Data entries
^^^^
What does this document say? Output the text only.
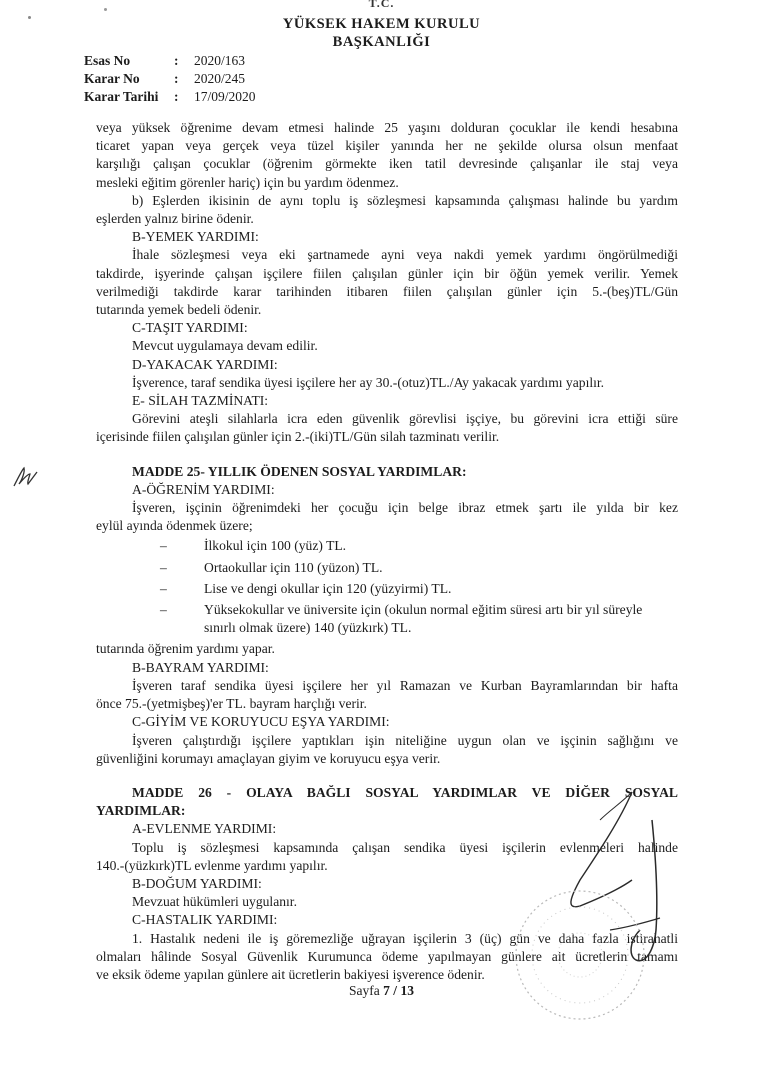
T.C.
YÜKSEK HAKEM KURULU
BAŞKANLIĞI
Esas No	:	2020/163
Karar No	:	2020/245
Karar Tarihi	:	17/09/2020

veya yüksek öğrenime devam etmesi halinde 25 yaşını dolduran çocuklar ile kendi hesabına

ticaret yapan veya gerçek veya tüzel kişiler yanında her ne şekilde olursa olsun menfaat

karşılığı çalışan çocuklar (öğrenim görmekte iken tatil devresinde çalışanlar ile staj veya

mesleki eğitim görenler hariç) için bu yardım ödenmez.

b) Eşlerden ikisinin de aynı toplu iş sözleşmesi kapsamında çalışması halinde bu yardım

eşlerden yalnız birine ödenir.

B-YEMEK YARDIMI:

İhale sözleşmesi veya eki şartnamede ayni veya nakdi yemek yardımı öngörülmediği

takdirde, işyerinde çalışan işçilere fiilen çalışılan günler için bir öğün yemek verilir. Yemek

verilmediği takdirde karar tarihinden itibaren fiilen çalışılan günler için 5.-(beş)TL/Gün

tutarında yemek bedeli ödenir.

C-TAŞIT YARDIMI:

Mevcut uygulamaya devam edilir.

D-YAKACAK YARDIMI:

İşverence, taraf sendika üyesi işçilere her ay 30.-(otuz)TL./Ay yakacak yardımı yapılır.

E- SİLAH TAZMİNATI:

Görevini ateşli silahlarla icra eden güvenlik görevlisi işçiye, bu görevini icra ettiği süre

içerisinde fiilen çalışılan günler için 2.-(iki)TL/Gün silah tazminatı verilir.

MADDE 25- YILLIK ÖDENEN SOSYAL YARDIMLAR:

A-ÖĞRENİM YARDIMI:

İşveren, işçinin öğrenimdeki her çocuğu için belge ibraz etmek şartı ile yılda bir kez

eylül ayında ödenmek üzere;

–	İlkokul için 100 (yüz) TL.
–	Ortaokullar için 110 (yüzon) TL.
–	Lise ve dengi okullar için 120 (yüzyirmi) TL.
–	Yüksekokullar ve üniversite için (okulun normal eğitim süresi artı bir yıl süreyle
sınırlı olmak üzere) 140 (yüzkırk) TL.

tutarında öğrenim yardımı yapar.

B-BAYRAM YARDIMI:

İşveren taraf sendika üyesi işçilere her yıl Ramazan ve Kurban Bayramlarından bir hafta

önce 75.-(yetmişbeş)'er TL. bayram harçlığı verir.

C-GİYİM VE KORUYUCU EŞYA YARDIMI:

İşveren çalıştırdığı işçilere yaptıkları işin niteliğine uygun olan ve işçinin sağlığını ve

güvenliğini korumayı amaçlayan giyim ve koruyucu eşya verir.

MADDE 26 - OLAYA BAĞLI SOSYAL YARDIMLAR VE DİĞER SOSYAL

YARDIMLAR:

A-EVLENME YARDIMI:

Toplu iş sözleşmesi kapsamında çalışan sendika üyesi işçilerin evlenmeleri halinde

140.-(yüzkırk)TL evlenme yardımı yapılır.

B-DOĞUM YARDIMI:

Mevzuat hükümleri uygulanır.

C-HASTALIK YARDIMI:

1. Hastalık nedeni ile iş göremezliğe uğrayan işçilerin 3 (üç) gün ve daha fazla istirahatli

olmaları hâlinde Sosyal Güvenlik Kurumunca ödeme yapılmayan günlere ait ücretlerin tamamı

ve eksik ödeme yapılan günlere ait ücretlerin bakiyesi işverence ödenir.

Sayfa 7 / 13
^^^^
# AIM
How many lines of the listing above include the word "yüzkırk"? Reply with the number alone.

# FULL OUTPUT
2